Given data:
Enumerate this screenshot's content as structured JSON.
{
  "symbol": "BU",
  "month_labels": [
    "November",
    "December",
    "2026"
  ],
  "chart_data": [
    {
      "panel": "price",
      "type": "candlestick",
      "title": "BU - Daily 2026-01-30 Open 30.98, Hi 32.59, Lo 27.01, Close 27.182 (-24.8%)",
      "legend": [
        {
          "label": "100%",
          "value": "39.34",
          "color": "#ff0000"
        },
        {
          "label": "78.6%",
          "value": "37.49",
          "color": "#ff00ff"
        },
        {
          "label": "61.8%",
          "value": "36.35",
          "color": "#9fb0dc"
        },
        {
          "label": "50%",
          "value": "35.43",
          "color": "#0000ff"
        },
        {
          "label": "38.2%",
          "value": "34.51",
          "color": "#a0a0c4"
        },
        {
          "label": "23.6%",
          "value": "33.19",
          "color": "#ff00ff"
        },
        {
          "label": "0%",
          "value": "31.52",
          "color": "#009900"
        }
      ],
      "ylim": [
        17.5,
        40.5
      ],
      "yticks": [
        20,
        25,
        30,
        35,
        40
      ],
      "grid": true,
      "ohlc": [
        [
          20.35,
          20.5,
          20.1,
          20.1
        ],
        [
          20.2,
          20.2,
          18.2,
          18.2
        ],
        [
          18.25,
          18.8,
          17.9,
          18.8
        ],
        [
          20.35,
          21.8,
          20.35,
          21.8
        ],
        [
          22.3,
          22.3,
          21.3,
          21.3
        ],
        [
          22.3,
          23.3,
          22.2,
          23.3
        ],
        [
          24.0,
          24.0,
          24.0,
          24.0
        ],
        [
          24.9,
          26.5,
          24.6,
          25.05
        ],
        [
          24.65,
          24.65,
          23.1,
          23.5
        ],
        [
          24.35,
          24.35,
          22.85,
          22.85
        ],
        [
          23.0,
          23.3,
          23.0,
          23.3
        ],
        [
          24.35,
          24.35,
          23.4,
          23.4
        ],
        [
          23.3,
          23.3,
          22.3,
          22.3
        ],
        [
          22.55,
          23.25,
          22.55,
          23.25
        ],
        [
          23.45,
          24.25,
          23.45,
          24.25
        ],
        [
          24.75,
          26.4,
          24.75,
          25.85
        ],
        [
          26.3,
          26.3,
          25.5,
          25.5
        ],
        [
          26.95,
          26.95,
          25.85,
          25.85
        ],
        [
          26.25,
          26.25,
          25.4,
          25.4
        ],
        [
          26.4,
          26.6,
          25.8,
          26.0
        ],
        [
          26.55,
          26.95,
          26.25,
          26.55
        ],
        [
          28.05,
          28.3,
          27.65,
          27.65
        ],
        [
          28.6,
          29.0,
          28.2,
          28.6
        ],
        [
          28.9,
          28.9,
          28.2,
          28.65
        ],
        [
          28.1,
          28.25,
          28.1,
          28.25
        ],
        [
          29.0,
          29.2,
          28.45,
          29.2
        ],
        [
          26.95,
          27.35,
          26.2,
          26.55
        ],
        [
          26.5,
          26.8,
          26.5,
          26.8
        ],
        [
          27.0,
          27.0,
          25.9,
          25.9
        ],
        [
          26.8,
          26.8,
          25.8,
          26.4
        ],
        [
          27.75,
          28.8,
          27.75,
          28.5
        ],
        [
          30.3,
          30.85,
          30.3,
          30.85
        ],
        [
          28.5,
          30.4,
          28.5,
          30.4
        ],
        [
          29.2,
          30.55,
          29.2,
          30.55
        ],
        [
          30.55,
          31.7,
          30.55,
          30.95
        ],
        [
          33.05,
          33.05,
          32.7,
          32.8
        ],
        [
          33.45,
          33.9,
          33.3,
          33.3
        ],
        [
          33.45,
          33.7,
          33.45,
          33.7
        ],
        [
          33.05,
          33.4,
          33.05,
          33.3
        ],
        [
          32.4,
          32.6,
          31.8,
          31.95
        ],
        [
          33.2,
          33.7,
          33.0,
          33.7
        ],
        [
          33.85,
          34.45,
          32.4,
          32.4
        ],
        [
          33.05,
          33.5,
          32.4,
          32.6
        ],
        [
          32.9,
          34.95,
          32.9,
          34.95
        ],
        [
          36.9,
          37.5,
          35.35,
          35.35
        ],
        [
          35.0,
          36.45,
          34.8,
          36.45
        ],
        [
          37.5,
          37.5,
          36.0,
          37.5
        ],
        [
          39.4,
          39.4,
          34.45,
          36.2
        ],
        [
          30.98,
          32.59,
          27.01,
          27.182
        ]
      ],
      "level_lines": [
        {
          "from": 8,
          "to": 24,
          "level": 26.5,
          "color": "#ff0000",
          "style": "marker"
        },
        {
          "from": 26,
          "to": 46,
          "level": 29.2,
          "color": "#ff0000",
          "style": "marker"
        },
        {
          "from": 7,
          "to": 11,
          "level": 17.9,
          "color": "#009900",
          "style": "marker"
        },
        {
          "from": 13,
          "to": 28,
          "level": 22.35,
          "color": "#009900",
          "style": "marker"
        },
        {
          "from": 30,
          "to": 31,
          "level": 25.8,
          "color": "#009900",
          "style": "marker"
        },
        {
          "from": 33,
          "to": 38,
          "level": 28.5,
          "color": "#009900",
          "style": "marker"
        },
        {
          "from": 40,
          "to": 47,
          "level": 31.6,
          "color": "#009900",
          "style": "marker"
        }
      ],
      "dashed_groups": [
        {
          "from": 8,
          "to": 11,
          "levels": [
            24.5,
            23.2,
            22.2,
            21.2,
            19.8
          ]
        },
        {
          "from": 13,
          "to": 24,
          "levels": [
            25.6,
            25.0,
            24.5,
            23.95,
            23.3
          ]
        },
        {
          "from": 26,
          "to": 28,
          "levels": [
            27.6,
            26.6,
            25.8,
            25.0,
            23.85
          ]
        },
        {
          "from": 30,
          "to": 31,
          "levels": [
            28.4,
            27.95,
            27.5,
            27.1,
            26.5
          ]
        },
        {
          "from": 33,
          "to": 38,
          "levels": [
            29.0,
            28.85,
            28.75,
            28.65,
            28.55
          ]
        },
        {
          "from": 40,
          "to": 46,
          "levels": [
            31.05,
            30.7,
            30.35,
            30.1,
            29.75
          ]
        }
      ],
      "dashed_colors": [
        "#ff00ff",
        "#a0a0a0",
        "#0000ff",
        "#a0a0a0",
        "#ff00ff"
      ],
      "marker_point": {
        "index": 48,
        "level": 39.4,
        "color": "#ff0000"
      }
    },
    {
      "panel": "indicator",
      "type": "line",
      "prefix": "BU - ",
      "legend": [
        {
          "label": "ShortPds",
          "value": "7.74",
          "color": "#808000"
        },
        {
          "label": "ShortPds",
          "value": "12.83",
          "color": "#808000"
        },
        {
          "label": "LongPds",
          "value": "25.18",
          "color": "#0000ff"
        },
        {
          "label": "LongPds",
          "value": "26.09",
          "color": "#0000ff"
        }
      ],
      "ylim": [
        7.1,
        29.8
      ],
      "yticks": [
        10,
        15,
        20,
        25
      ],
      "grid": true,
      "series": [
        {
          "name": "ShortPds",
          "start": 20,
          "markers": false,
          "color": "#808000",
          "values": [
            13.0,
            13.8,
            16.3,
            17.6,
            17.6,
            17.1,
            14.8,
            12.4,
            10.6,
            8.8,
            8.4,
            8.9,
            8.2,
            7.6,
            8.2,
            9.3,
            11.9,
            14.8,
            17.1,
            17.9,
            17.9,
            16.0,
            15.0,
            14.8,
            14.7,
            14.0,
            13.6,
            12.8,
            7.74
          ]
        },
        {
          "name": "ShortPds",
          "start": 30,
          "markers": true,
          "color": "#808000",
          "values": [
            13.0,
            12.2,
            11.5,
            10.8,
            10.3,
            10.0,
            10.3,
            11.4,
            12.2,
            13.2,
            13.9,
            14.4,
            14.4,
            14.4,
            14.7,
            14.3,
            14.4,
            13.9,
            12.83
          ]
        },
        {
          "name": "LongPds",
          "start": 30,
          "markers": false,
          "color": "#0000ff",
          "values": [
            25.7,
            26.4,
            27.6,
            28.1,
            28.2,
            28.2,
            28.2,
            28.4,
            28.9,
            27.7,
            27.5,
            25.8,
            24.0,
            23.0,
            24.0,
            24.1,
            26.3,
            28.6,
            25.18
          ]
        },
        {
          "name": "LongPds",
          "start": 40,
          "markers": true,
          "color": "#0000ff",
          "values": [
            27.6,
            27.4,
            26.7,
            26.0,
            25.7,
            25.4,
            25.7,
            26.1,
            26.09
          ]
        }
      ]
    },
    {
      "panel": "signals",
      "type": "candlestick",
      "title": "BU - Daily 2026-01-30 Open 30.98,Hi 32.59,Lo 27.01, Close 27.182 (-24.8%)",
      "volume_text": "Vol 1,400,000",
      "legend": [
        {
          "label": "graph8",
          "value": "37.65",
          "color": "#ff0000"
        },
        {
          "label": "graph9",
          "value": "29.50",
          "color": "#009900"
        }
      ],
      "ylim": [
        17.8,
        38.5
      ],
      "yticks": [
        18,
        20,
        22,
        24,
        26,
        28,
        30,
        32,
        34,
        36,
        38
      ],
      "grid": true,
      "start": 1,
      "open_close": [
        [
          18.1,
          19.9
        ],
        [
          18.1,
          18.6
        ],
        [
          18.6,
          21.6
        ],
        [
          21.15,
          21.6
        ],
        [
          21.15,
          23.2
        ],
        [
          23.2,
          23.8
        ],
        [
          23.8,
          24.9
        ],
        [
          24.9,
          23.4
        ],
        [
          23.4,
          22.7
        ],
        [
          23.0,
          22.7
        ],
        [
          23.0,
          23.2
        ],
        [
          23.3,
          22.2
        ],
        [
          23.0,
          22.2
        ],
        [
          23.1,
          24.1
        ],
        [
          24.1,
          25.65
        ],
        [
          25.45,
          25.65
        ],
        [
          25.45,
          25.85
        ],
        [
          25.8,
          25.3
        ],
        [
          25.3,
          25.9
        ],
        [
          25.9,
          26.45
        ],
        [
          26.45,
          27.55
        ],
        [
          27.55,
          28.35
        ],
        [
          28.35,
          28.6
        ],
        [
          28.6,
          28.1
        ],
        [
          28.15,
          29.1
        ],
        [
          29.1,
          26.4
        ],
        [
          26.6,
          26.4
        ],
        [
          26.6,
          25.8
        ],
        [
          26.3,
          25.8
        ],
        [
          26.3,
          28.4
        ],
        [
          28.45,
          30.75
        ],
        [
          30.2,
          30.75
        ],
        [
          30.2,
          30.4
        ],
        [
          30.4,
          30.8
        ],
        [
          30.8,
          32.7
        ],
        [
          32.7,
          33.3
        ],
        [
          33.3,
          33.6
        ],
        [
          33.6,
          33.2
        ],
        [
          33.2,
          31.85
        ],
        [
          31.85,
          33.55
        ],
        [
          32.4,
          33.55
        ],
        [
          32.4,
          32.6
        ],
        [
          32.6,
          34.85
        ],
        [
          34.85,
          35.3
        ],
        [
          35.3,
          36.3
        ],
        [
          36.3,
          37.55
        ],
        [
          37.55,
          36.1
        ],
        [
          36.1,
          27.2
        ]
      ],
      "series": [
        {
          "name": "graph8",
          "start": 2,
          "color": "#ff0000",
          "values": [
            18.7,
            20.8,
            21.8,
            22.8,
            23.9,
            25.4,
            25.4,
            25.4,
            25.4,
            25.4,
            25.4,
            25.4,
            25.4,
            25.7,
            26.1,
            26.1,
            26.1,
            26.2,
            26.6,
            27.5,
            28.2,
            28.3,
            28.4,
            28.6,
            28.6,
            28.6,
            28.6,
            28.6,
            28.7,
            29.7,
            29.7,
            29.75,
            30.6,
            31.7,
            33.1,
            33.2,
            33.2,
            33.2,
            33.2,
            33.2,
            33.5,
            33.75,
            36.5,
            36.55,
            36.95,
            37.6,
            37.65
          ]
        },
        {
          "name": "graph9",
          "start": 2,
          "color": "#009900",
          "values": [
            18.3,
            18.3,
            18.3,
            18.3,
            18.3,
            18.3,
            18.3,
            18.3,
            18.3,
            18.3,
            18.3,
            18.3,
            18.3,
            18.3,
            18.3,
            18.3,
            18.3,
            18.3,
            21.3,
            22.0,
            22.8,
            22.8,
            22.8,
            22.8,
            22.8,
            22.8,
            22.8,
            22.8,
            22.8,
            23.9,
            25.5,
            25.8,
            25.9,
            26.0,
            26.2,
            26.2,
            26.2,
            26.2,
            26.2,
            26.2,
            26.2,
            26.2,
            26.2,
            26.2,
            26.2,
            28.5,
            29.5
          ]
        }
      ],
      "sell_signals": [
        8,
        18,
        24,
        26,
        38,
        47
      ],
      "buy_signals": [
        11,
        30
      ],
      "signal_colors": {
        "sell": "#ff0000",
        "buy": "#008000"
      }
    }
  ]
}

Your task:
Locate the word "Daily" in the records above, and return each line that has it.

Solution:
      "title": "BU - Daily 2026-01-30 Open 30.98, Hi 32.59, Lo 27.01, Close 27.182 (-24.8%)",
      "title": "BU - Daily 2026-01-30 Open 30.98,Hi 32.59,Lo 27.01, Close 27.182 (-24.8%)",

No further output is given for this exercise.